- _EXERCISE TASK_
Output exactly the lines that run from the line with "What data populates" to the end of the material, both ends included, and no other lines.

━━━ THE INPUT ━━━

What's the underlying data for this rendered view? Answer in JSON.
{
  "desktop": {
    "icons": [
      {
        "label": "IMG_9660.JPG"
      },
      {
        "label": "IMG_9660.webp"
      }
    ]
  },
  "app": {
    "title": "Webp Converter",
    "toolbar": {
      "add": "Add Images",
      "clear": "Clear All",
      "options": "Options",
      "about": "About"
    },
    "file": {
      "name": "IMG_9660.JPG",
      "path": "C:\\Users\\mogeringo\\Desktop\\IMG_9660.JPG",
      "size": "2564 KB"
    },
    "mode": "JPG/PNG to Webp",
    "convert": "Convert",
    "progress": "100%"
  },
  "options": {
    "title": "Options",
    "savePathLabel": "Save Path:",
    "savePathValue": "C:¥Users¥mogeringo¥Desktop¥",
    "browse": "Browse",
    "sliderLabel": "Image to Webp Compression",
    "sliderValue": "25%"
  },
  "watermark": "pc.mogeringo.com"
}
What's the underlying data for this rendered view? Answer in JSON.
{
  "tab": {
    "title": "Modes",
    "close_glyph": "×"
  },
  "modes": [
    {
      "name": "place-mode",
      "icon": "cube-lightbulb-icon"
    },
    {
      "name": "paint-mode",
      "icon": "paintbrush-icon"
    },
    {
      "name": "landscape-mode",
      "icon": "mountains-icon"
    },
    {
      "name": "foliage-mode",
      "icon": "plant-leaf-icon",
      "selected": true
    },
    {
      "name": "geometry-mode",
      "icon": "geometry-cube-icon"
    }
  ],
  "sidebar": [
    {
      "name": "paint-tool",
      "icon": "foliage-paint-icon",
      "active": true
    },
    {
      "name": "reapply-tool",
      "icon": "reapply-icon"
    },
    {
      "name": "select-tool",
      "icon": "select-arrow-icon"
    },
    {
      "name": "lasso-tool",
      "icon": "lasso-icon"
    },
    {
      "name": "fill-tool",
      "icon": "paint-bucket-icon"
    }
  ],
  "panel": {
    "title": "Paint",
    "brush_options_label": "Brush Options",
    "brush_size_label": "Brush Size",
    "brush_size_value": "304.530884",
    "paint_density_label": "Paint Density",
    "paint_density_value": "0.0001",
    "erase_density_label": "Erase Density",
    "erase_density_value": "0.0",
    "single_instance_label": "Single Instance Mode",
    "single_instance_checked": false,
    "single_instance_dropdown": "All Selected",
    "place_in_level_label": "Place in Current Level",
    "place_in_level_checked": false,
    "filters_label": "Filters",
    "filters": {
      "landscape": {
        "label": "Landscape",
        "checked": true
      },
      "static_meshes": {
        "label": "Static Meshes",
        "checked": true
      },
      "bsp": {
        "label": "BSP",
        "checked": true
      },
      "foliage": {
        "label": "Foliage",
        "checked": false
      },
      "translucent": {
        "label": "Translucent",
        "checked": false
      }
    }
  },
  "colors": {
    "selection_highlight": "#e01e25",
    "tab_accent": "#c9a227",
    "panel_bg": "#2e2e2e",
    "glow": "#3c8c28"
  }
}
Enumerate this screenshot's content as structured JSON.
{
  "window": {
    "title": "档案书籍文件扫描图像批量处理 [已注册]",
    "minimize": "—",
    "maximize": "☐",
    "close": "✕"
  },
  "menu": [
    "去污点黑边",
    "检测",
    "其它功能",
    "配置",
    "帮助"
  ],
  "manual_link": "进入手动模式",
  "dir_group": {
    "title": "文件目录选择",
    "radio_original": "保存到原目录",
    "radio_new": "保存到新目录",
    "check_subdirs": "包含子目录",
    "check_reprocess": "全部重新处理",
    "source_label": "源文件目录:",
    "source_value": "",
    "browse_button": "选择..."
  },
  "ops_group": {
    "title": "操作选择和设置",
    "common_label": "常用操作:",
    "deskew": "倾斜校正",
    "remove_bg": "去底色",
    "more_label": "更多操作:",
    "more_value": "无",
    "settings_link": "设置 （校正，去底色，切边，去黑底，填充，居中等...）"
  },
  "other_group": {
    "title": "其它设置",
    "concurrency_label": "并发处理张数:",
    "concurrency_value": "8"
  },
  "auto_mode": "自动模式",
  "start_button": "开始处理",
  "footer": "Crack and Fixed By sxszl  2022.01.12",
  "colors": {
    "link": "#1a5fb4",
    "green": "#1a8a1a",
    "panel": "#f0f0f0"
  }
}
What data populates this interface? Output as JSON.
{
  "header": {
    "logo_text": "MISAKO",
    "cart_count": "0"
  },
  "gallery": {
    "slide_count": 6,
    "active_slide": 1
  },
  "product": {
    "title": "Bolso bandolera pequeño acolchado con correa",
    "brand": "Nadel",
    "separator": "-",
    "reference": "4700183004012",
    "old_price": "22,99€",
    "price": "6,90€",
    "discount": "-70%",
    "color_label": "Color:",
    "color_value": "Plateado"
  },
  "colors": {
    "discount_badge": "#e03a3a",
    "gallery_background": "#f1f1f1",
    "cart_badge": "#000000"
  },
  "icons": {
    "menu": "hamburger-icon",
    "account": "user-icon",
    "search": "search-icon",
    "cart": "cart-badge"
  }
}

━━━

- _TASK SOLUTION_
What data populates this interface? Output as JSON.
{
  "header": {
    "logo_text": "MISAKO",
    "cart_count": "0"
  },
  "gallery": {
    "slide_count": 6,
    "active_slide": 1
  },
  "product": {
    "title": "Bolso bandolera pequeño acolchado con correa",
    "brand": "Nadel",
    "separator": "-",
    "reference": "4700183004012",
    "old_price": "22,99€",
    "price": "6,90€",
    "discount": "-70%",
    "color_label": "Color:",
    "color_value": "Plateado"
  },
  "colors": {
    "discount_badge": "#e03a3a",
    "gallery_background": "#f1f1f1",
    "cart_badge": "#000000"
  },
  "icons": {
    "menu": "hamburger-icon",
    "account": "user-icon",
    "search": "search-icon",
    "cart": "cart-badge"
  }
}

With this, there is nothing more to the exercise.